=== PROVIDED RECORDS ===
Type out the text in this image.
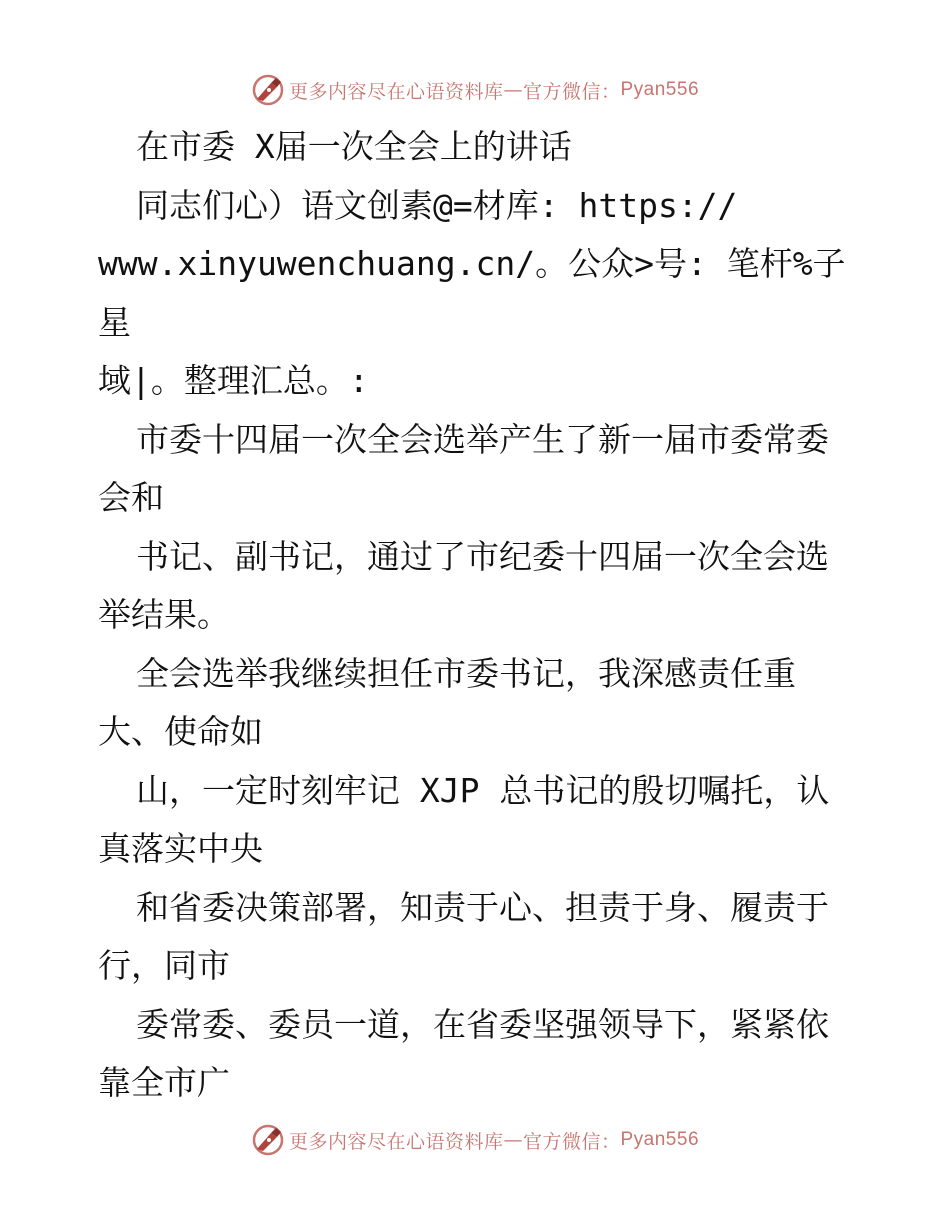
更多内容尽在心语资料库 — 官方微信： Pyan556

在市委 X届一次全会上的讲话

同志们心）语文创素@=材库: https://

www.xinyuwenchuang.cn/。公众>号: 笔杆%子星

域|。整理汇总。:

市委十四届一次全会选举产生了新一届市委常委

会和

书记、副书记，通过了市纪委十四届一次全会选

举结果。

全会选举我继续担任市委书记，我深感责任重

大、使命如

山，一定时刻牢记 XJP 总书记的殷切嘱托，认

真落实中央

和省委决策部署，知责于心、担责于身、履责于

行，同市

委常委、委员一道，在省委坚强领导下，紧紧依

靠全市广

更多内容尽在心语资料库 — 官方微信： Pyan556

=== TASK DIRECTIONS ===
Print all of the entries word for word. Skip any images they contain.

=== THE RESULT ===
Type out the text in this image.
更多内容尽在心语资料库 — 官方微信： Pyan556

在市委 X届一次全会上的讲话

同志们心）语文创素@=材库: https://

www.xinyuwenchuang.cn/。公众>号: 笔杆%子星

域|。整理汇总。:

市委十四届一次全会选举产生了新一届市委常委

会和

书记、副书记，通过了市纪委十四届一次全会选

举结果。

全会选举我继续担任市委书记，我深感责任重

大、使命如

山，一定时刻牢记 XJP 总书记的殷切嘱托，认

真落实中央

和省委决策部署，知责于心、担责于身、履责于

行，同市

委常委、委员一道，在省委坚强领导下，紧紧依

靠全市广

更多内容尽在心语资料库 — 官方微信： Pyan556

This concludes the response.